Exercise instructions: Scan the lines below for "recessed"; report the number of lines that contain it, and only that.

[Part of a data file]
########################################
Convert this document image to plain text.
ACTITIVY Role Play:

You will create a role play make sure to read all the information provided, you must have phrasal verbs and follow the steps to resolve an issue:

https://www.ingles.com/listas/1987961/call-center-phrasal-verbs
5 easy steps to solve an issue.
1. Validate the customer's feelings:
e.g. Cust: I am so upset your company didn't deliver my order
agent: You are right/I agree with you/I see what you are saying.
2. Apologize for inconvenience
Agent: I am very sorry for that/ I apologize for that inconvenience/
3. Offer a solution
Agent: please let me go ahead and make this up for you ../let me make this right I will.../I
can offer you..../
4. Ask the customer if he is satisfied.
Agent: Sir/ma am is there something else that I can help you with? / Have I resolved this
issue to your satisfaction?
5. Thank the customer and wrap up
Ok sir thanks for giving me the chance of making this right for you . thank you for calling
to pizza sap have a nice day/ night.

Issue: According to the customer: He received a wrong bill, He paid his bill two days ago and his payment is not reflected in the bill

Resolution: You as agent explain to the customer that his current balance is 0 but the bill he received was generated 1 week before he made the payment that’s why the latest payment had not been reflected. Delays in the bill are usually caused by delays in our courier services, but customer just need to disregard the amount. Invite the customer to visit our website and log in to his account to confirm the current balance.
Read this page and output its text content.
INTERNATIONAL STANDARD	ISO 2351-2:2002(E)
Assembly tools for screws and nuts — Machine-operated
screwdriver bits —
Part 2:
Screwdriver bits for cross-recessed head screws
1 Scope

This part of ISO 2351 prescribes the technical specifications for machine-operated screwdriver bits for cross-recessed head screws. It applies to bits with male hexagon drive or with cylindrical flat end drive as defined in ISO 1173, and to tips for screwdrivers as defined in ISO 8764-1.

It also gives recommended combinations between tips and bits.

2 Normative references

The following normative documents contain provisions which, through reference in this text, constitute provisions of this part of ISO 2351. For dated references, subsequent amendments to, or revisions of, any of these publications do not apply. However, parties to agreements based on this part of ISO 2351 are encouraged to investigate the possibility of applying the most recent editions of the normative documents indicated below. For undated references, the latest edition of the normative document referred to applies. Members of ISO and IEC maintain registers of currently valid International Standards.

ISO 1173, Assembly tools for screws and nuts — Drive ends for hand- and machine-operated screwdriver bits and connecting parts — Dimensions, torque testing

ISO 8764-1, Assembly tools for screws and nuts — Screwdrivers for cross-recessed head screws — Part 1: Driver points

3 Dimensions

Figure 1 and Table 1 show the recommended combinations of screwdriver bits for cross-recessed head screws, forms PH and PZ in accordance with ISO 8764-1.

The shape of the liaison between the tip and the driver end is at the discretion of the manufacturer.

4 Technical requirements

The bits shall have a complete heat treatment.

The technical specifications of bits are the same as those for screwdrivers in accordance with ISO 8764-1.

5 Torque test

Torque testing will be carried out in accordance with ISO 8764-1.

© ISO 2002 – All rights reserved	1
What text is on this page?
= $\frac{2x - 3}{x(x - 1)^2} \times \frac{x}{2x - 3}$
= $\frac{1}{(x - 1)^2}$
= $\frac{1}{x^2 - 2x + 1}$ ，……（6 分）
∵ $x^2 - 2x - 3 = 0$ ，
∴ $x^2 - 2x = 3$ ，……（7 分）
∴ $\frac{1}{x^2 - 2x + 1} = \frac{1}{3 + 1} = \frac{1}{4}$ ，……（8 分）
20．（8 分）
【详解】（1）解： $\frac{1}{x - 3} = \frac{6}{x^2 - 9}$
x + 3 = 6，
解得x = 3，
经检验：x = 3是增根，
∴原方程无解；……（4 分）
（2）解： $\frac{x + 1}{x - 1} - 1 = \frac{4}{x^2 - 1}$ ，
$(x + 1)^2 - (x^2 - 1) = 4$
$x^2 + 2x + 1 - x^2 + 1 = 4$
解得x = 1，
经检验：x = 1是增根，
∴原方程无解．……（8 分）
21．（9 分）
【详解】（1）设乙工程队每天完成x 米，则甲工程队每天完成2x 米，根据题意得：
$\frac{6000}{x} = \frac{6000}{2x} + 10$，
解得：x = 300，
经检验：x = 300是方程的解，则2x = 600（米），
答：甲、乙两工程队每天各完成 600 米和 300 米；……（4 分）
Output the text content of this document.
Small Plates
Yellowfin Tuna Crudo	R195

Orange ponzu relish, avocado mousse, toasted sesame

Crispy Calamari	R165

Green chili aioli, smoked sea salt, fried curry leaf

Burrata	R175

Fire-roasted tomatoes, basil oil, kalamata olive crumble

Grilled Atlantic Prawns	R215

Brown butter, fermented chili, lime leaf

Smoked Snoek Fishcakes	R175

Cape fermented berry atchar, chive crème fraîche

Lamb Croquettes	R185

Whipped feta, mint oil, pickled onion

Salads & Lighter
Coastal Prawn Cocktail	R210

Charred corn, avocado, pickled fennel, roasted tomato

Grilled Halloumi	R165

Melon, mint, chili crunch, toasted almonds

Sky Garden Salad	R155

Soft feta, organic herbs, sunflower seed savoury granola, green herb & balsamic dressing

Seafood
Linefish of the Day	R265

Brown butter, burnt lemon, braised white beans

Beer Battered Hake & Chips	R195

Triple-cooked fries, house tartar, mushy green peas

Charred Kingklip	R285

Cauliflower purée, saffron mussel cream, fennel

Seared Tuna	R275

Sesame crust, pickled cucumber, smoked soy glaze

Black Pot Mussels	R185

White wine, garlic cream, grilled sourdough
########################################
Answer to this task: 4